Exercise prompt: Locate each line below that includes "Autres" and reproduce it.

── Listed records

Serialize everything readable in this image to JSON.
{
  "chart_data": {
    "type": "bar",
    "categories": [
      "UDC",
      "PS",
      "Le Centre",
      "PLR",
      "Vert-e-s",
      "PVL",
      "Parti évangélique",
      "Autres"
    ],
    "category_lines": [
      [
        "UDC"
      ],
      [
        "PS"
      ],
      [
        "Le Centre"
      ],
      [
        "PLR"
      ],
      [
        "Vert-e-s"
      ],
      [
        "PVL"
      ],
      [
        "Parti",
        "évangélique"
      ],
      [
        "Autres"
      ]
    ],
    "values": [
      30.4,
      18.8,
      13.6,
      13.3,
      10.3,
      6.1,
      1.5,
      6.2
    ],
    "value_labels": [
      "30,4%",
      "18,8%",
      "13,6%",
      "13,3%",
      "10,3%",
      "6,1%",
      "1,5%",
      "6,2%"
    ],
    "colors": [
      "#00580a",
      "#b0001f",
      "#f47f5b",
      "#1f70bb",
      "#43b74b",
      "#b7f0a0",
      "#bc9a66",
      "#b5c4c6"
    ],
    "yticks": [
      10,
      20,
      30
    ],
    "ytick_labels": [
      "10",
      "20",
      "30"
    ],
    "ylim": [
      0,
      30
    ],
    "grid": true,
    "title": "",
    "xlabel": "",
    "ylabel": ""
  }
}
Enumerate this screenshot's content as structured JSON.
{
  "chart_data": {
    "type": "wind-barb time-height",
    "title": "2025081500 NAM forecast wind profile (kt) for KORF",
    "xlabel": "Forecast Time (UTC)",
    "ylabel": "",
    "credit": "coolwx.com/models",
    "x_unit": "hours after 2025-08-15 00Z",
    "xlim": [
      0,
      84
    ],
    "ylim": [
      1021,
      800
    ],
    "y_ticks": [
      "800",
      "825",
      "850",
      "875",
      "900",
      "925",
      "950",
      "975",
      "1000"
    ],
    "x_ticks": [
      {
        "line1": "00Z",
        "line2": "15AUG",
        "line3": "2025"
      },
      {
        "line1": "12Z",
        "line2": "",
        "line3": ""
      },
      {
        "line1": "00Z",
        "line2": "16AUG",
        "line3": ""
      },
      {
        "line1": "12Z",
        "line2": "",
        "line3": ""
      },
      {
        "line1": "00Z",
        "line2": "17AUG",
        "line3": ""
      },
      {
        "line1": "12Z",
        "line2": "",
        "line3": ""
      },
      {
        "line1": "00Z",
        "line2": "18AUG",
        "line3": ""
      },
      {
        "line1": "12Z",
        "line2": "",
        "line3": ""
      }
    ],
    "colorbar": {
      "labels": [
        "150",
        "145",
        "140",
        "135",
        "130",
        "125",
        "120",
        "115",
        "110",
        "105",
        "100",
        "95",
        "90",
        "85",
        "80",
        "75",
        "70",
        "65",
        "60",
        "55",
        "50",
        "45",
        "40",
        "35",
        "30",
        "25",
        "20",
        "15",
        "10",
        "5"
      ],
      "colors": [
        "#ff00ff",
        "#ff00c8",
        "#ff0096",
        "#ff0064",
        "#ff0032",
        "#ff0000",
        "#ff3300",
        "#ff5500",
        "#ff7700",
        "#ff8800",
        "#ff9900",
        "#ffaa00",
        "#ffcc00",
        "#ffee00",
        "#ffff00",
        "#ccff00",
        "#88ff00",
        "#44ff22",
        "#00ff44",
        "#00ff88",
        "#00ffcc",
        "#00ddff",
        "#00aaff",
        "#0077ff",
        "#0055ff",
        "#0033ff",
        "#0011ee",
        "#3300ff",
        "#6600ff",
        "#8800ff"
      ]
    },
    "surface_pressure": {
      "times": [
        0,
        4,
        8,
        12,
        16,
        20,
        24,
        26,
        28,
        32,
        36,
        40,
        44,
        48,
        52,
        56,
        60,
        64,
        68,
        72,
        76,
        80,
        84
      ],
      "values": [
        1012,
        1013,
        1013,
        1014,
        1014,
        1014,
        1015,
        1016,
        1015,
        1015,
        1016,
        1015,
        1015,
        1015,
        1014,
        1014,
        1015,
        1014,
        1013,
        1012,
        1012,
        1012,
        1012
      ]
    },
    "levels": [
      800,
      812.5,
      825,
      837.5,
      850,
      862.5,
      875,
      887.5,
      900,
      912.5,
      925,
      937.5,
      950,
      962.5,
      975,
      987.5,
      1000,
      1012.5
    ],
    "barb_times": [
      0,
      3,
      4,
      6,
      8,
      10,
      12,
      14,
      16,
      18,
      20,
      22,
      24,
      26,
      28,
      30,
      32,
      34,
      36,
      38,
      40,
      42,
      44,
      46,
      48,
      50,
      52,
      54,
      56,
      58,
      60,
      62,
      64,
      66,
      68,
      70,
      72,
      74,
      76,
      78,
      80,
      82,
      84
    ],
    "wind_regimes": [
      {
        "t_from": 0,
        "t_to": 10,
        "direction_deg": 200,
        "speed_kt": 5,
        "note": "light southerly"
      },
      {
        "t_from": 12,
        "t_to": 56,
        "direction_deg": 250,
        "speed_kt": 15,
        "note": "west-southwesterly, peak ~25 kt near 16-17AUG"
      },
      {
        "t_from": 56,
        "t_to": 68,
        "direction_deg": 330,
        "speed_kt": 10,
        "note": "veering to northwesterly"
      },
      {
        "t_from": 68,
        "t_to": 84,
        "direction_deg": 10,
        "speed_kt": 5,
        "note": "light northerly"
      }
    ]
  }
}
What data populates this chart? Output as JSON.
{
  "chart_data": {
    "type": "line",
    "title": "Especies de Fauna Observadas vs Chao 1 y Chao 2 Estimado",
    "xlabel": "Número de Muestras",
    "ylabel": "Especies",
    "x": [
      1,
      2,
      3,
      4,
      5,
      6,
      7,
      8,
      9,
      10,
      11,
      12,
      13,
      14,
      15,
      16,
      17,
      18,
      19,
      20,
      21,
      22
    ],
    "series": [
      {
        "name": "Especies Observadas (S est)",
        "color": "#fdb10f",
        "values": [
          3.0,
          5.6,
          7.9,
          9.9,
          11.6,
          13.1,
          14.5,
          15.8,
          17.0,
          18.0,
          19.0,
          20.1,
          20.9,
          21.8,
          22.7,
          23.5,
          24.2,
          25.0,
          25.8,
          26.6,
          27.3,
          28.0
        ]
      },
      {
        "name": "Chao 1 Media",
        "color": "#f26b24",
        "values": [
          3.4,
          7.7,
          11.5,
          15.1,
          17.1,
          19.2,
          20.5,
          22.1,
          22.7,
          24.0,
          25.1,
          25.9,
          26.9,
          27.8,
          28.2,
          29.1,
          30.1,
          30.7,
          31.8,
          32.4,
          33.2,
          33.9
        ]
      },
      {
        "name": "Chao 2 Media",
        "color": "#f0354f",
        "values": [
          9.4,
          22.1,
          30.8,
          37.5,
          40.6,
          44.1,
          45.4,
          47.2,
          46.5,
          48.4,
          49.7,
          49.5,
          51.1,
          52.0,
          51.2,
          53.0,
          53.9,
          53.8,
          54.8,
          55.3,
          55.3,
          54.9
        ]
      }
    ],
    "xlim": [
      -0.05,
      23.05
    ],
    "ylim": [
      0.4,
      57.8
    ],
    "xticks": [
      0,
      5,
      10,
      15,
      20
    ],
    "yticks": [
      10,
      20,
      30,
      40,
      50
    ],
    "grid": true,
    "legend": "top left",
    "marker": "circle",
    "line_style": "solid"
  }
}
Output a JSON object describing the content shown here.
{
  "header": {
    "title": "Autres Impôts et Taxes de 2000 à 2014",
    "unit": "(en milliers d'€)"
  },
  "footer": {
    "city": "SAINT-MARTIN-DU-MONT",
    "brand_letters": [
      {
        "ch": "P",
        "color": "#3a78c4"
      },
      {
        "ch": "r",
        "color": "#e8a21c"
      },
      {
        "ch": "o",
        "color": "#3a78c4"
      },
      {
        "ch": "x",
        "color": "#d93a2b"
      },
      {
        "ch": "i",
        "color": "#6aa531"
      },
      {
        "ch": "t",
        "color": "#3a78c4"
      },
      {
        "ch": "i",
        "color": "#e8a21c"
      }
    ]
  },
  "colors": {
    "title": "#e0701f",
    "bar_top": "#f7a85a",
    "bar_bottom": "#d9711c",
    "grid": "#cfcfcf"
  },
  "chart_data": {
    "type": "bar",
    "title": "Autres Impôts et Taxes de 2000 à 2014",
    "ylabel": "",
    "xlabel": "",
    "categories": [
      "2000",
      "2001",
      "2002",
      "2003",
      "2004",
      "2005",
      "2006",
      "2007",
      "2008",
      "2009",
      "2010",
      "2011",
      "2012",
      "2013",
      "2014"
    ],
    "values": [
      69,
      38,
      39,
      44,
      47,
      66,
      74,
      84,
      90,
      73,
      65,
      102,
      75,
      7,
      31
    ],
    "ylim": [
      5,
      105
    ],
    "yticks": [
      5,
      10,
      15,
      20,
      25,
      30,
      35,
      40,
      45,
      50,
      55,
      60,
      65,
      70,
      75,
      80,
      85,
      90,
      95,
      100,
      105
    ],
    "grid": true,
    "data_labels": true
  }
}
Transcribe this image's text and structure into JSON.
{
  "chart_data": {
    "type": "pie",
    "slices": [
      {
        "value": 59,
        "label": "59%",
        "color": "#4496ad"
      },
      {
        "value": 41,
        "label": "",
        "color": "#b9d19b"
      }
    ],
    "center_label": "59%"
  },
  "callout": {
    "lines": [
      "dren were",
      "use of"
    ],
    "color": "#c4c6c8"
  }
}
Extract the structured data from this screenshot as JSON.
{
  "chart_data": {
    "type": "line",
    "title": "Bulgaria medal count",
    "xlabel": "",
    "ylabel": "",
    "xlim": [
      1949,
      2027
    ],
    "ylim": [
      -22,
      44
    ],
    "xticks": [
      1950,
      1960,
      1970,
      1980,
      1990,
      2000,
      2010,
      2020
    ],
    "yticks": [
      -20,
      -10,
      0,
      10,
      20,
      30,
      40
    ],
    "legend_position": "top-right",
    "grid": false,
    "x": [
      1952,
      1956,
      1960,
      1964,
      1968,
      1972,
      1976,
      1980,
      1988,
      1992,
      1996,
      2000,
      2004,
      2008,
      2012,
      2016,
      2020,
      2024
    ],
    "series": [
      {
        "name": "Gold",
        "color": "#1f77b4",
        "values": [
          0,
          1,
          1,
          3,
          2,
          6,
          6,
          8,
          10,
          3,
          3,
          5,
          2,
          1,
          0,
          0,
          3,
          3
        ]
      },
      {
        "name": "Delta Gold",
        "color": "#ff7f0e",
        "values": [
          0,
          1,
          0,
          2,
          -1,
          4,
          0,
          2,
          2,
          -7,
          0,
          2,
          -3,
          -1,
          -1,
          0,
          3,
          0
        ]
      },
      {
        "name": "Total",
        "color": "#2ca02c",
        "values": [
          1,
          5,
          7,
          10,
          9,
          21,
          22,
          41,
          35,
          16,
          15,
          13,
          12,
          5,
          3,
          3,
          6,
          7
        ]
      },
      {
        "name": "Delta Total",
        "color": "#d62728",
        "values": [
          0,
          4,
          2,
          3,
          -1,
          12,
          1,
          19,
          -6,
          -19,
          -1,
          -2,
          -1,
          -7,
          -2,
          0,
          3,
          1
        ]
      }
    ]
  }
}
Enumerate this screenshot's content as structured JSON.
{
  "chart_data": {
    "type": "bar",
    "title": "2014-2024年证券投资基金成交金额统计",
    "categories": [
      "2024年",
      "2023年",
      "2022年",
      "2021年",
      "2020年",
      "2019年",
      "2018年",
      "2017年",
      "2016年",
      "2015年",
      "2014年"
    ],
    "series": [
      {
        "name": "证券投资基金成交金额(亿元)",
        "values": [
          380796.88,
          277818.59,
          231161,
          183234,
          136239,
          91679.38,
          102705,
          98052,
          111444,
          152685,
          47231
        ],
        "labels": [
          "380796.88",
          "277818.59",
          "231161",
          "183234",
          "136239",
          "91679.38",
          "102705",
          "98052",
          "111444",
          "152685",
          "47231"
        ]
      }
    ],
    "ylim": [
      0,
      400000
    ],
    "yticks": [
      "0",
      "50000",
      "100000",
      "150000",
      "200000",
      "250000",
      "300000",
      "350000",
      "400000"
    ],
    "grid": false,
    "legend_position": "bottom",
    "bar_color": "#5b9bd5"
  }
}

────

Expected answer:
      "Autres"
        "Autres"
    "title": "Autres Impôts et Taxes de 2000 à 2014",
    "title": "Autres Impôts et Taxes de 2000 à 2014",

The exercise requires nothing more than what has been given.